**** Supplied data
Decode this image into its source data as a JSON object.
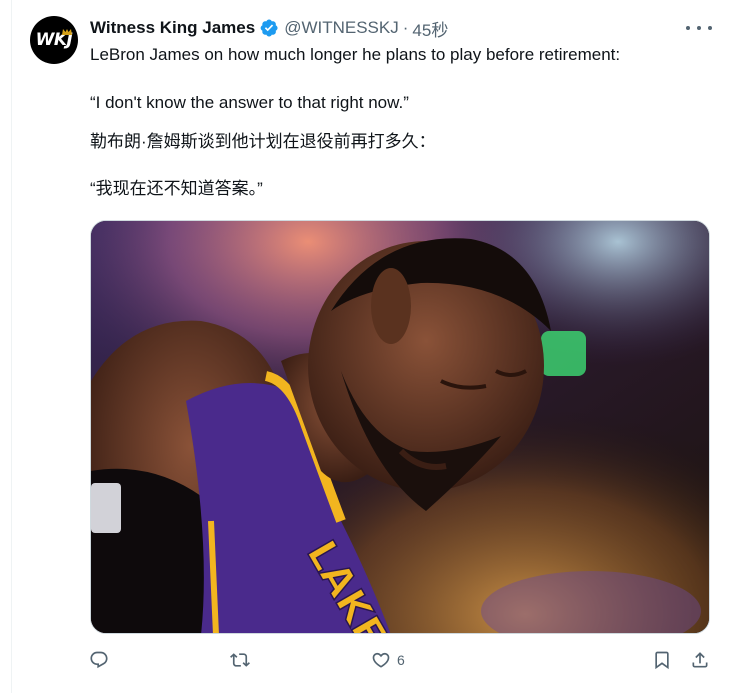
{
  "tweet": {
    "author": {
      "display_name": "Witness King James",
      "handle": "@WITNESSKJ",
      "avatar_text": "WKJ",
      "verified": true
    },
    "time": "45秒",
    "separator": "·",
    "lines": [
      "LeBron James on how much longer he plans to play before retirement:",
      "“I don't know the answer to that right now.”",
      "勒布朗·詹姆斯谈到他计划在退役前再打多久：",
      "“我现在还不知道答案。”"
    ],
    "media": {
      "icon": "photo-image",
      "jersey_text": "LAKERS"
    },
    "actions": {
      "reply": {
        "icon": "reply-icon",
        "count": ""
      },
      "retweet": {
        "icon": "retweet-icon",
        "count": ""
      },
      "like": {
        "icon": "heart-icon",
        "count": "6"
      },
      "bookmark": {
        "icon": "bookmark-icon"
      },
      "share": {
        "icon": "share-icon"
      }
    }
  },
  "colors": {
    "verified": "#1d9bf0",
    "secondary_text": "#536471",
    "lakers_purple": "#4a2a8c",
    "lakers_gold": "#f2b51f"
  }
}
********
**What to do:** Set each line of the records down exactly, leaving every picture out.

**Result of the task:**
Decode this image into its source data as a JSON object.
{
  "tweet": {
    "author": {
      "display_name": "Witness King James",
      "handle": "@WITNESSKJ",
      "avatar_text": "WKJ",
      "verified": true
    },
    "time": "45秒",
    "separator": "·",
    "lines": [
      "LeBron James on how much longer he plans to play before retirement:",
      "“I don't know the answer to that right now.”",
      "勒布朗·詹姆斯谈到他计划在退役前再打多久：",
      "“我现在还不知道答案。”"
    ],
    "media": {
      "icon": "photo-image",
      "jersey_text": "LAKERS"
    },
    "actions": {
      "reply": {
        "icon": "reply-icon",
        "count": ""
      },
      "retweet": {
        "icon": "retweet-icon",
        "count": ""
      },
      "like": {
        "icon": "heart-icon",
        "count": "6"
      },
      "bookmark": {
        "icon": "bookmark-icon"
      },
      "share": {
        "icon": "share-icon"
      }
    }
  },
  "colors": {
    "verified": "#1d9bf0",
    "secondary_text": "#536471",
    "lakers_purple": "#4a2a8c",
    "lakers_gold": "#f2b51f"
  }
}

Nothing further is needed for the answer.